DOCUMENT SOURCE
Cancer du sein: les gynécologues défendent le dépistage

À force de critiquer les mammographies systématiques, ces spécialistes estiment que l’on en oublie les bénéfices.

Pour une femme qui n’a pas de facteurs de risque particuliers de cancer du sein, comme des antécédents familiaux, le dépistage organisé par mammographies systématiques commence à 50 ans et se répète tous les deux ans jusqu’à 74 ans. Généralisé depuis 2004 en France et longtemps promu sans réserve, ce dépistage suscite des polémiques depuis quelques années. Elles ont désormais un retentissement visible dans le taux de participation. Après avoir progressé entre 2004 (42,5%) et 2011-2012 (52,7%), il baisse désormais pour s’établir à 51,5% en 2015.

En Alsace, région longtemps pionnière en matière de dépistage, le renversement de tendance est encore plus spectaculaire. «Dans le Bas-Rhin, on est passé de 60 % de participation en 2013 à 52% en 2016», s’inquiétait le Pr Carole Mathelin, chef du service de sénologie (maladie du sein) au CHU de Strasbourg, lors d’une conférence de presse du Collège national des gynécologues français (CNGOF ) le 21 juin.

Mais ce qui inquiète le Pr Mathelin ne concerne pas seulement les femmes âgées de 50 à 74 ans. «On observe une augmentation de la taille des cancers chez les femmes de moins de 50 ans et celles de plus de 74 ans, qui ne sont pourtant pas concernées par le dépistage mais qui attendent pour consulter car elles ont entendu parler de surdiagnostic et de surtraitement», souligne-t-elle. Deux inconvénients bien identifiés du dépistage, mais qui n’ont rien à voir avec la situation d’une femme repérant des symptômes: grosseur au sein ou sous l’aisselle, lésion persistante de la peau (creux, rougeur, ulcération), écoulement du mamelon, etc. Des signes valables aussi pour le cancer du sein des hommes (1000 cas par an) et qui doivent conduire à consulter son généraliste quel que soit l’âge.

INFORMATIONS EXTRAITES
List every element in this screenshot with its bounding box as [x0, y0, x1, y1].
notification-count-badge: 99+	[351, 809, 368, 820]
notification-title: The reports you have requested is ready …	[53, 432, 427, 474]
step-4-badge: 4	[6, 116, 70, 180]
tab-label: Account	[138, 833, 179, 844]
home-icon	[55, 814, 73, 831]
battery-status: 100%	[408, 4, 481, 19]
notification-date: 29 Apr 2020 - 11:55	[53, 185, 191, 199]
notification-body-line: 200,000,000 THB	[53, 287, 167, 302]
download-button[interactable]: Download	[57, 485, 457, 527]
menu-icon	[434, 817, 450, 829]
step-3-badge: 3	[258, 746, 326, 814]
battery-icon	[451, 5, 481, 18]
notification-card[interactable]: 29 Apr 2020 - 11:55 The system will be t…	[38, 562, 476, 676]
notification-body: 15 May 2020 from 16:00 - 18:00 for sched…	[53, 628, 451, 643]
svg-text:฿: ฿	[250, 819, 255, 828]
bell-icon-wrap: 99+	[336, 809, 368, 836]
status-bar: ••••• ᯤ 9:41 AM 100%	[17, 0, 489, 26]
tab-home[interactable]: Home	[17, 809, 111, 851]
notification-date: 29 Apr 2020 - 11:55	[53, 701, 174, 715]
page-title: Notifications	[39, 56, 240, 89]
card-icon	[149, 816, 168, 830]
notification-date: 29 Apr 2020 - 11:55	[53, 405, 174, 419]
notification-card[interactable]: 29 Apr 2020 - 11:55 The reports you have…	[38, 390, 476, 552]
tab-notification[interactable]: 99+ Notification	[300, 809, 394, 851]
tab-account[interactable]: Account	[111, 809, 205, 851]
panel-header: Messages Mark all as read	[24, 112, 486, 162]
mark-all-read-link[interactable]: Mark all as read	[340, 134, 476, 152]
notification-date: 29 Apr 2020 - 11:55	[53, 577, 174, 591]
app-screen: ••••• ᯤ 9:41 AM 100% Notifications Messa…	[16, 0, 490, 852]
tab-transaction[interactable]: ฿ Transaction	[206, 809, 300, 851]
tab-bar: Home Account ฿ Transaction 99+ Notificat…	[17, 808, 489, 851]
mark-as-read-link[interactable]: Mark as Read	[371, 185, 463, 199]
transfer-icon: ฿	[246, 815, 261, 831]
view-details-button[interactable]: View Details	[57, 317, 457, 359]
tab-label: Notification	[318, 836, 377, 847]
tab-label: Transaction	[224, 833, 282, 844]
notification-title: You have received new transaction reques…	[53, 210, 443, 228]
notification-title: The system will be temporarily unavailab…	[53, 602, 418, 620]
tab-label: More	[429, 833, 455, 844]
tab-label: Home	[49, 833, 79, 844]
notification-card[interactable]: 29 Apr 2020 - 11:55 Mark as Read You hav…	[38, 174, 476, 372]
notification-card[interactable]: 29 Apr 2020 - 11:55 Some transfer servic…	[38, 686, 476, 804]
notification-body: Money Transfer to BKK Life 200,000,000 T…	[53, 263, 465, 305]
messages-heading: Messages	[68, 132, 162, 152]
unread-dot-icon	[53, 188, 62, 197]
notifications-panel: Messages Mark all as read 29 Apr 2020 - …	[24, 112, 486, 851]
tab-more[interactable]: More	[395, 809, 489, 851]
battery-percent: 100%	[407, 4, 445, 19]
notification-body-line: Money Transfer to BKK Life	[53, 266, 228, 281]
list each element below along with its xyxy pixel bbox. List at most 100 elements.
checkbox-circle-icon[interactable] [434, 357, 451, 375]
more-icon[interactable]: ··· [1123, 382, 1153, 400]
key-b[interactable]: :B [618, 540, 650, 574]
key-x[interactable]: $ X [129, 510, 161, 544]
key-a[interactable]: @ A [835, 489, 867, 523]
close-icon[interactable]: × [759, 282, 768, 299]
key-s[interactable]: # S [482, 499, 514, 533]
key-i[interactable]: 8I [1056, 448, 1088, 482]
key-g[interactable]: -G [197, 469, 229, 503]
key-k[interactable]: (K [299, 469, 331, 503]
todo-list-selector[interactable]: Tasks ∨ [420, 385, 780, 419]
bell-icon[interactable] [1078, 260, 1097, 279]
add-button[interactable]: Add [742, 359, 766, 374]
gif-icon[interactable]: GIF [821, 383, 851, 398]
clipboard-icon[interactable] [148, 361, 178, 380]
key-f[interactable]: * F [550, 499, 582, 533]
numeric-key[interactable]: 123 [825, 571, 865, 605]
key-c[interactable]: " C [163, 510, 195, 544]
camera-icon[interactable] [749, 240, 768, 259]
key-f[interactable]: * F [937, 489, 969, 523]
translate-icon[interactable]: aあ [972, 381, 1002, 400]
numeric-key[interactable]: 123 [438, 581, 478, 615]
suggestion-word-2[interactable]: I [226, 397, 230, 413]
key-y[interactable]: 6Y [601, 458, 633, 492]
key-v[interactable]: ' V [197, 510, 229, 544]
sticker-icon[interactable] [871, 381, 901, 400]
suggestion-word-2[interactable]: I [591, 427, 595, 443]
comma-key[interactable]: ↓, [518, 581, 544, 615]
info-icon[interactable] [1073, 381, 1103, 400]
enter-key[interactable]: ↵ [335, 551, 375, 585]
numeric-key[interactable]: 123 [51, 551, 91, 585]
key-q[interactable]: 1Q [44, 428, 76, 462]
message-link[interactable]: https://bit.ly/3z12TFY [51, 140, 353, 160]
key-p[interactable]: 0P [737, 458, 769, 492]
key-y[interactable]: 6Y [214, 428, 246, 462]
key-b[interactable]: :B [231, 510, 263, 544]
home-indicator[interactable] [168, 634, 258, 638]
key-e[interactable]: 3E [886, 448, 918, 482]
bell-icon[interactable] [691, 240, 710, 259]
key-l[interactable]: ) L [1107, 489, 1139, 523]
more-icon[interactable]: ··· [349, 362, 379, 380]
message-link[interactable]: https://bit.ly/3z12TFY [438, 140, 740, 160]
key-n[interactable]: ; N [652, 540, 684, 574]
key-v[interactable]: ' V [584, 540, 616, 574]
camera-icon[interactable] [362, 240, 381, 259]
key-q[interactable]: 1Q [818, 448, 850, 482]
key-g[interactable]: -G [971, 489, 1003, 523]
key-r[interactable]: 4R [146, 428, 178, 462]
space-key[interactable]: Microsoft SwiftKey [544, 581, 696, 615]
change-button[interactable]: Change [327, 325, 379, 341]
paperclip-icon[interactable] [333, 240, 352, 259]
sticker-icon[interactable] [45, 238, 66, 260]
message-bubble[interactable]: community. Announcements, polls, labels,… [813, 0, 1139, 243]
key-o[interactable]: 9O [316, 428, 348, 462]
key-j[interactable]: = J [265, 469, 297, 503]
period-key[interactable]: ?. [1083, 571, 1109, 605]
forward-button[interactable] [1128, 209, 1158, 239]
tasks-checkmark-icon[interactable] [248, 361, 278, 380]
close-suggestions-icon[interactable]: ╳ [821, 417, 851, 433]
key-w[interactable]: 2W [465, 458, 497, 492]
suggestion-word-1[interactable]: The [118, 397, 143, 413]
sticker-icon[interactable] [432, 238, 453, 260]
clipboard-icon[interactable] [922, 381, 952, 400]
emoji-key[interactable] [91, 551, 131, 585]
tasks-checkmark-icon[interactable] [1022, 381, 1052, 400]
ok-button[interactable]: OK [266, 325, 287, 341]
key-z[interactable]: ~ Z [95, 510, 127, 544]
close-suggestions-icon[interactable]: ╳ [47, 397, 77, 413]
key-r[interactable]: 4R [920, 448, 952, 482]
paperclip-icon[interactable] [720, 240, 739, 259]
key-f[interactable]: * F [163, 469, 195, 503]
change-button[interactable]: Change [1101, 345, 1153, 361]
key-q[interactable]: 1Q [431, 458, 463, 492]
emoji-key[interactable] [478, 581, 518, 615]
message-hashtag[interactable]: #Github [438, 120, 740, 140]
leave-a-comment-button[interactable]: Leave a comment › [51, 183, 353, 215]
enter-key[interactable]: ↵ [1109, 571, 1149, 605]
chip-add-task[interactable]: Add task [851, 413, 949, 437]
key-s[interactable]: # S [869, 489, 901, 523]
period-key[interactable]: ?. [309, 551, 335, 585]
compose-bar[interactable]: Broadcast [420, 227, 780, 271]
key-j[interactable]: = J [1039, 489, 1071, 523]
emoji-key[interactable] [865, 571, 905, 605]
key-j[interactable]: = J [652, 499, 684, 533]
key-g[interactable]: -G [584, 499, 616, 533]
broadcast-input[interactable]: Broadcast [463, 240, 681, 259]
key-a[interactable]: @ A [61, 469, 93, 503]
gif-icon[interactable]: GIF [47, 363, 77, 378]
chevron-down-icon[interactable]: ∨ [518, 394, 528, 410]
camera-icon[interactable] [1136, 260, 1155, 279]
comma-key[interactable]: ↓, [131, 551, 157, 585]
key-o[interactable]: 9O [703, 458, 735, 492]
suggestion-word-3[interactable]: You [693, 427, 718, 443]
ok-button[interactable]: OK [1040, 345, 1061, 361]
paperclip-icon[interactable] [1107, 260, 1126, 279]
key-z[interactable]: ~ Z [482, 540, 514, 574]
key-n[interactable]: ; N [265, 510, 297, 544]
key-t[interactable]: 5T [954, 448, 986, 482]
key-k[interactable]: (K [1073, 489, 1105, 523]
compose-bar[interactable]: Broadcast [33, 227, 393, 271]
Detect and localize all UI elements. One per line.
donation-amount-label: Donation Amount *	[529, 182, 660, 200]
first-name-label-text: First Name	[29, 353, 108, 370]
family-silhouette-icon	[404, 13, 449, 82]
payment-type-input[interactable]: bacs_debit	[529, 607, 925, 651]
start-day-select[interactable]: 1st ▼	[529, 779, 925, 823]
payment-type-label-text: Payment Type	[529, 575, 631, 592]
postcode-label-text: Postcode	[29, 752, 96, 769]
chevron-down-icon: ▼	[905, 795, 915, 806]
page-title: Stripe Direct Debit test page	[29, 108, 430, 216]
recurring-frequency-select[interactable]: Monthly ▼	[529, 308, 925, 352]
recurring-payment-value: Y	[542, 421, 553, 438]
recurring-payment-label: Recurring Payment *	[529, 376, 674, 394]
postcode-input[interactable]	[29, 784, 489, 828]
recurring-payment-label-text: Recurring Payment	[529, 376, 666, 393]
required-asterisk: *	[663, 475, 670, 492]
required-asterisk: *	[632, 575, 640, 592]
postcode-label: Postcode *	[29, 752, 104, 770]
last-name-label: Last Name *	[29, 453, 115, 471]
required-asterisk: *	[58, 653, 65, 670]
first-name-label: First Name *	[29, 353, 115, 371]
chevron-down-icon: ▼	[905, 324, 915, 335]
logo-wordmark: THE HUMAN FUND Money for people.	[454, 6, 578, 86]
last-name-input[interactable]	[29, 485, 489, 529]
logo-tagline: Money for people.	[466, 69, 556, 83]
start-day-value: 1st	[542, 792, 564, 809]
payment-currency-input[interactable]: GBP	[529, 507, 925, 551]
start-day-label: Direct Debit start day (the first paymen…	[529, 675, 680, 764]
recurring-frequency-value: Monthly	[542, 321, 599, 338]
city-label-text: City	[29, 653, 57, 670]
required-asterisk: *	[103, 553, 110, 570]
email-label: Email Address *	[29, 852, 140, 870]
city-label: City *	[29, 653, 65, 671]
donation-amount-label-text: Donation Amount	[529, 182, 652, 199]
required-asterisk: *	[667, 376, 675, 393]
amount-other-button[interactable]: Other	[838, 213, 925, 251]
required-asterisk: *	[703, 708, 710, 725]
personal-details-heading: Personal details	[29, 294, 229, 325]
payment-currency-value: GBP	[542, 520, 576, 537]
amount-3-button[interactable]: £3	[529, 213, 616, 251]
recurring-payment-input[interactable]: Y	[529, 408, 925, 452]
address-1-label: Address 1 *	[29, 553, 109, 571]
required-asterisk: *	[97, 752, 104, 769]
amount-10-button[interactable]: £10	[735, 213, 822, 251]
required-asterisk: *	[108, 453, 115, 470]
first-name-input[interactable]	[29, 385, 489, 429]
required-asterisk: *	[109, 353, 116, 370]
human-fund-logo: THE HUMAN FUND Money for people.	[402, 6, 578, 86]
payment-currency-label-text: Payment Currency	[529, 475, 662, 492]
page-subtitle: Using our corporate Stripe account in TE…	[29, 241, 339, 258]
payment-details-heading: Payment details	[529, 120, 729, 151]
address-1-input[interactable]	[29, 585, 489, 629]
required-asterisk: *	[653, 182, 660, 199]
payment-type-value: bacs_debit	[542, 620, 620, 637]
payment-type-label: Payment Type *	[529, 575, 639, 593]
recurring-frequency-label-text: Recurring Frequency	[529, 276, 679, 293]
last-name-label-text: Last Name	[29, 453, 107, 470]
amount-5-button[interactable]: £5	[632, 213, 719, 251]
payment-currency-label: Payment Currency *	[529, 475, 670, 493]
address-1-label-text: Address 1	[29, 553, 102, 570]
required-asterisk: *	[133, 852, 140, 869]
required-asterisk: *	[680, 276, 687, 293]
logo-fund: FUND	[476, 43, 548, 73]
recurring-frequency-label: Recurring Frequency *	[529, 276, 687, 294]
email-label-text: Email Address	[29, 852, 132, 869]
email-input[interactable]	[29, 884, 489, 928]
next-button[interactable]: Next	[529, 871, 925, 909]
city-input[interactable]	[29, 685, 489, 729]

CONSIGNE
Indiquez par oui ou non si chacune de ces affirmations concorde avec l'article sur le dépistage du cancer du sein, et citez mot pour mot les termes de l'article qui tranchent : (a) le taux de participation au dépistage était de 51,5 % en 2015 ; (b) le dépistage organisé commence à 40 ans ; (c) le cancer du sein des hommes représente 1000 cas par an.

RÉPONSE ATTENDUE
(a) Oui : « il baisse désormais pour s’établir à 51,5% en 2015 »
(b) Non : « le dépistage organisé par mammographies systématiques commence à 50 ans »
(c) Oui : « le cancer du sein des hommes (1000 cas par an) »